BEGIN Stored rows

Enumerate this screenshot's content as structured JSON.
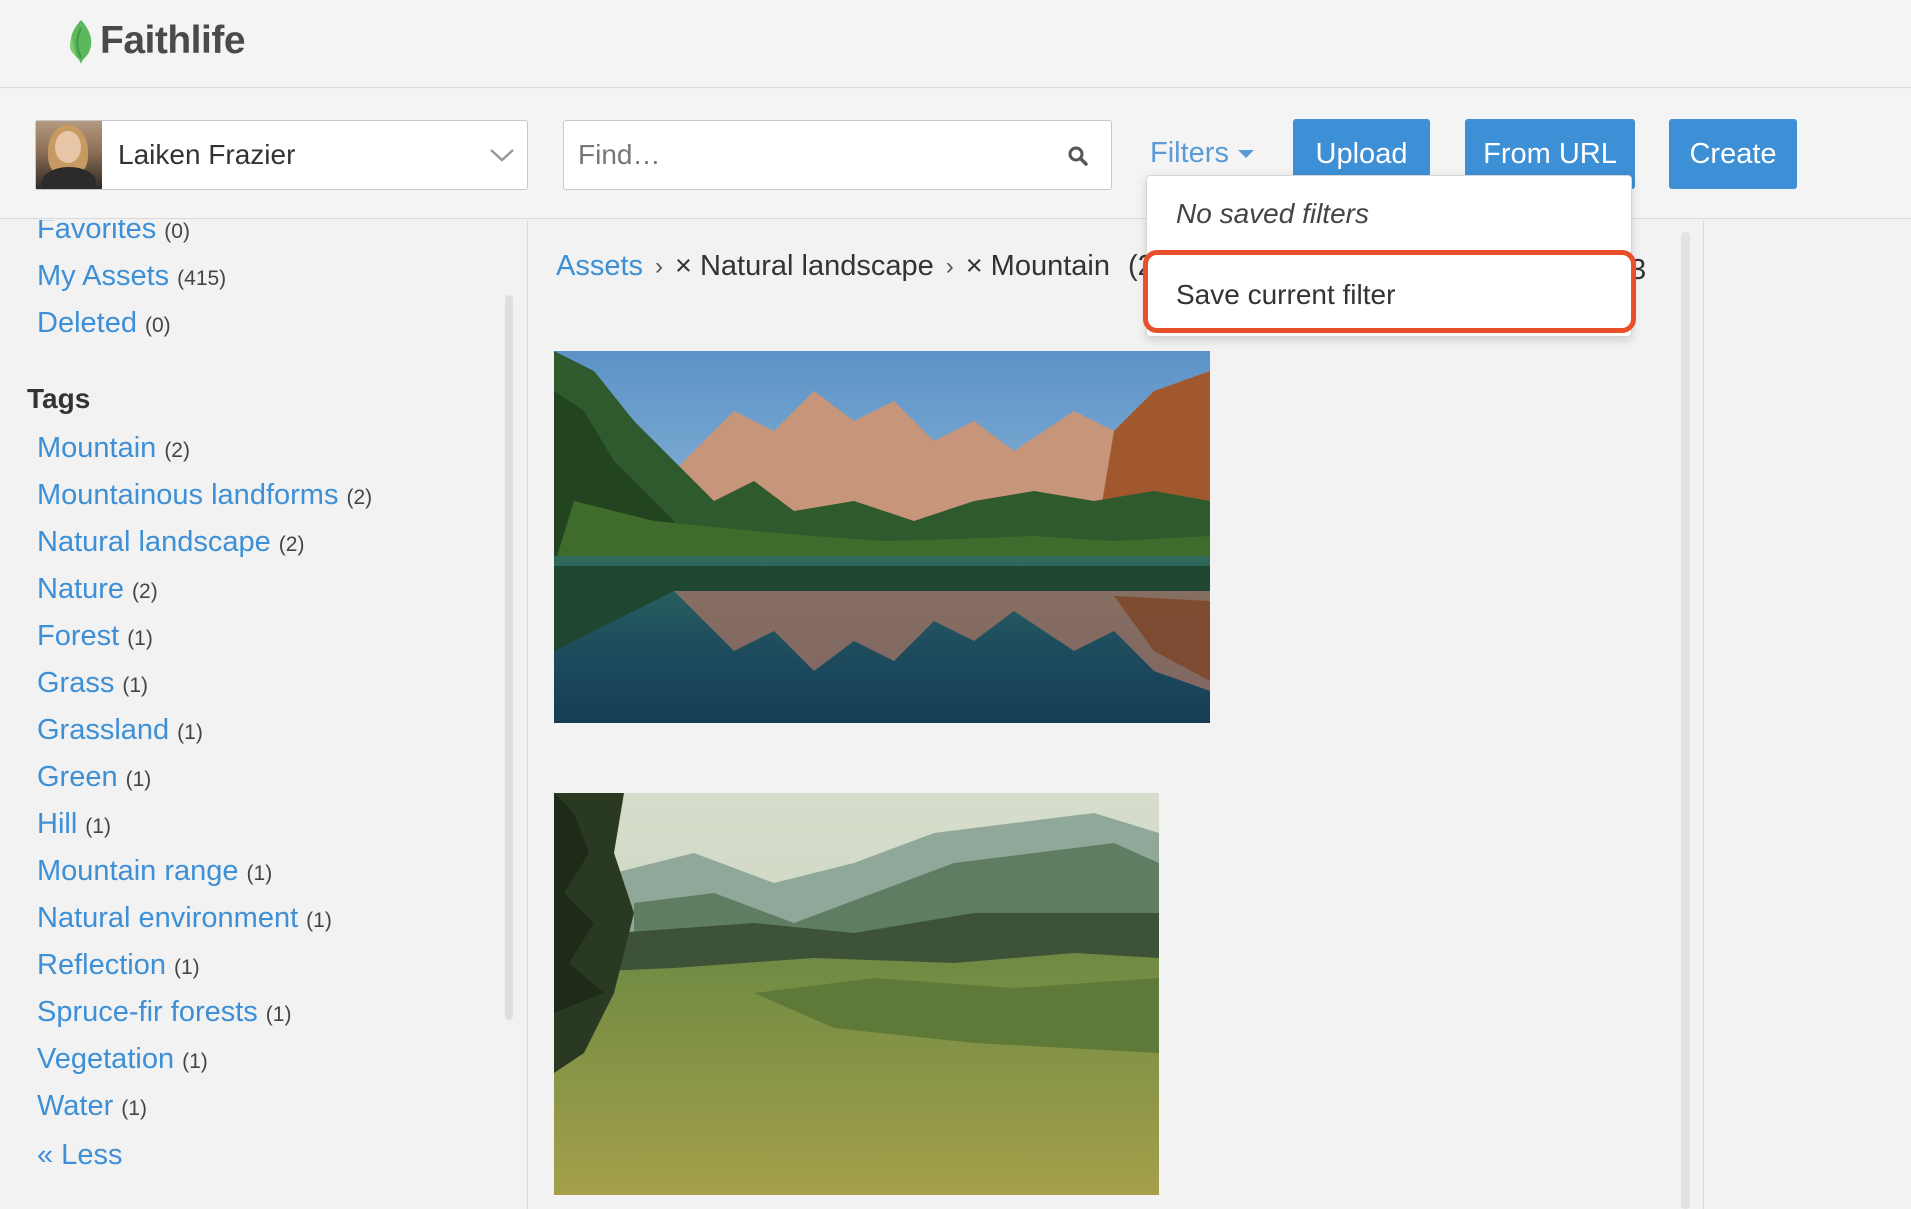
{
  "app": {
    "name": "Faithlife"
  },
  "account": {
    "name": "Laiken Frazier"
  },
  "search": {
    "placeholder": "Find…"
  },
  "toolbar": {
    "filters_label": "Filters",
    "upload_label": "Upload",
    "from_url_label": "From URL",
    "create_label": "Create"
  },
  "sidebar": {
    "top_items": [
      {
        "label": "Favorites",
        "count": "(0)"
      },
      {
        "label": "My Assets",
        "count": "(415)"
      },
      {
        "label": "Deleted",
        "count": "(0)"
      }
    ],
    "tags_heading": "Tags",
    "tags": [
      {
        "label": "Mountain",
        "count": "(2)"
      },
      {
        "label": "Mountainous landforms",
        "count": "(2)"
      },
      {
        "label": "Natural landscape",
        "count": "(2)"
      },
      {
        "label": "Nature",
        "count": "(2)"
      },
      {
        "label": "Forest",
        "count": "(1)"
      },
      {
        "label": "Grass",
        "count": "(1)"
      },
      {
        "label": "Grassland",
        "count": "(1)"
      },
      {
        "label": "Green",
        "count": "(1)"
      },
      {
        "label": "Hill",
        "count": "(1)"
      },
      {
        "label": "Mountain range",
        "count": "(1)"
      },
      {
        "label": "Natural environment",
        "count": "(1)"
      },
      {
        "label": "Reflection",
        "count": "(1)"
      },
      {
        "label": "Spruce-fir forests",
        "count": "(1)"
      },
      {
        "label": "Vegetation",
        "count": "(1)"
      },
      {
        "label": "Water",
        "count": "(1)"
      }
    ],
    "less_label": "« Less"
  },
  "breadcrumb": {
    "root": "Assets",
    "sep": "›",
    "remove": "×",
    "filters": [
      "Natural landscape",
      "Mountain"
    ],
    "count_partial": "(2",
    "trailing": "3"
  },
  "filters_menu": {
    "empty_label": "No saved filters",
    "save_label": "Save current filter"
  },
  "colors": {
    "link": "#3d8fd6",
    "button": "#3d8fd6",
    "highlight": "#e8502c",
    "logo_leaf": "#5cb85c"
  }
}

END Stored rows

§ The request
Locate the word "Natural" in the data above. Copy every line carrying it.

§ Solution for this exercise
        "label": "Natural landscape",
        "label": "Natural environment",
      "Natural landscape",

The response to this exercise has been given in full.